◆ WHAT NEEDS TO BE DONE ◆
Return every record verbatim.

<<<<

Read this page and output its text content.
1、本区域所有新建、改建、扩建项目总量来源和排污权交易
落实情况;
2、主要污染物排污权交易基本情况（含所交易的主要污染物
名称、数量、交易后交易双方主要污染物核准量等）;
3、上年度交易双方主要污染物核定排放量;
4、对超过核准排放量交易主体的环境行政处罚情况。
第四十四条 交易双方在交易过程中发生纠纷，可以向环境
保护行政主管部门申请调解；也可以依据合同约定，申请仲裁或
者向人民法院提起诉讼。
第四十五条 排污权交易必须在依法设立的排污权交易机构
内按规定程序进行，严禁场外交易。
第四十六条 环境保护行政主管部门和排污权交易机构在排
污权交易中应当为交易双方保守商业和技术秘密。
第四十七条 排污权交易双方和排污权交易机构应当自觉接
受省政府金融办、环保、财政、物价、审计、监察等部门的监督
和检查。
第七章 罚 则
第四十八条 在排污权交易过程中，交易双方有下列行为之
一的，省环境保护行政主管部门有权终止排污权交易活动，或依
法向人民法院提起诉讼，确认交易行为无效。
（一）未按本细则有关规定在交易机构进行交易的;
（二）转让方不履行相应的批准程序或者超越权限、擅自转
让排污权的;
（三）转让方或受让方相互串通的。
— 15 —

>>>>

◆ SOLUTION TO THIS EXERCISE ◆
Read this page and output its text content.
1、本区域所有新建、改建、扩建项目总量来源和排污权交易
落实情况;
2、主要污染物排污权交易基本情况（含所交易的主要污染物
名称、数量、交易后交易双方主要污染物核准量等）;
3、上年度交易双方主要污染物核定排放量;
4、对超过核准排放量交易主体的环境行政处罚情况。
第四十四条 交易双方在交易过程中发生纠纷，可以向环境
保护行政主管部门申请调解；也可以依据合同约定，申请仲裁或
者向人民法院提起诉讼。
第四十五条 排污权交易必须在依法设立的排污权交易机构
内按规定程序进行，严禁场外交易。
第四十六条 环境保护行政主管部门和排污权交易机构在排
污权交易中应当为交易双方保守商业和技术秘密。
第四十七条 排污权交易双方和排污权交易机构应当自觉接
受省政府金融办、环保、财政、物价、审计、监察等部门的监督
和检查。
第七章 罚 则
第四十八条 在排污权交易过程中，交易双方有下列行为之
一的，省环境保护行政主管部门有权终止排污权交易活动，或依
法向人民法院提起诉讼，确认交易行为无效。
（一）未按本细则有关规定在交易机构进行交易的;
（二）转让方不履行相应的批准程序或者超越权限、擅自转
让排污权的;
（三）转让方或受让方相互串通的。
— 15 —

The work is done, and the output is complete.